§ **Stated exercise**
Go through the entries below and collect each line with the string "name" in it.

— Start —

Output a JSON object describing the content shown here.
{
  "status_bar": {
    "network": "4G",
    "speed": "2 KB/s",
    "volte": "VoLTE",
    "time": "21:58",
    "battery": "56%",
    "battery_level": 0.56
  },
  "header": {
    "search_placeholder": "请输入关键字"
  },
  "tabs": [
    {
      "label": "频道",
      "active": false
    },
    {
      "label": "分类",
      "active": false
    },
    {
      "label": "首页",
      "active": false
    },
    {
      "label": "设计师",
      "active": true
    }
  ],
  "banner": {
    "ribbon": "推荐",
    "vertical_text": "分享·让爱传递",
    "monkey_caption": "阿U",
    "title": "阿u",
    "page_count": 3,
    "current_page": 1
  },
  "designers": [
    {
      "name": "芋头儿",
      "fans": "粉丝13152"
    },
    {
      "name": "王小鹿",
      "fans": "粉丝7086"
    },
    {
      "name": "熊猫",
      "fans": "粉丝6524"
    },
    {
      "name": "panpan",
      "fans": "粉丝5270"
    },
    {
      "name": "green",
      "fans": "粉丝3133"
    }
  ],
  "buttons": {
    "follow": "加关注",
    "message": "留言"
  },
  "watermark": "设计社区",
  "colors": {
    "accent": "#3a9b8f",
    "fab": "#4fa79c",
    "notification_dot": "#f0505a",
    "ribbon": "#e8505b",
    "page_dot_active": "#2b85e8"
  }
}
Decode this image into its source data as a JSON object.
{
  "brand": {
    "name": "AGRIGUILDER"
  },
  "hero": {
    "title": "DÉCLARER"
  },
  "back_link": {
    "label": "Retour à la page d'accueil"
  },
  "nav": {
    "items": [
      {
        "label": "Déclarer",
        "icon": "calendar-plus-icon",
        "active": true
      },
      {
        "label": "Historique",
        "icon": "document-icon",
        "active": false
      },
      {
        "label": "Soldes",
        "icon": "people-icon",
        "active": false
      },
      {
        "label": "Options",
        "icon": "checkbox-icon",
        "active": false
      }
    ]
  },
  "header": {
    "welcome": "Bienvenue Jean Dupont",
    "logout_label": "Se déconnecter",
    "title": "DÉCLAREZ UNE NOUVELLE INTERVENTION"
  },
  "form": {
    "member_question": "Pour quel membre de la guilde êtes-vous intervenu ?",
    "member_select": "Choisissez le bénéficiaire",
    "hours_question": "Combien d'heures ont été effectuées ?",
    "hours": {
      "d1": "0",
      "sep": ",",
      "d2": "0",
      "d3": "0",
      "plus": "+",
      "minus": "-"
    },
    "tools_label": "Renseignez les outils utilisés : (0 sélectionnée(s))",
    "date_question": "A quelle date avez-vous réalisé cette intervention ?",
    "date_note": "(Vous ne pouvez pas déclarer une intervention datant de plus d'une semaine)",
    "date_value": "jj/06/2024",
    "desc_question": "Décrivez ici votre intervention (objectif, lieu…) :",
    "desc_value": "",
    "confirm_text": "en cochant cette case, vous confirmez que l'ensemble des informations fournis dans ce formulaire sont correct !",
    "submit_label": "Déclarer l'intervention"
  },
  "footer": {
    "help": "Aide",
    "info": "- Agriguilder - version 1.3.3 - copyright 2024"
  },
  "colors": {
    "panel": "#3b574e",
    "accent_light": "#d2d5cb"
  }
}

— End —

§ **Full solution**
      "name": "芋头儿",
      "name": "王小鹿",
      "name": "熊猫",
      "name": "panpan",
      "name": "green",
    "name": "AGRIGUILDER"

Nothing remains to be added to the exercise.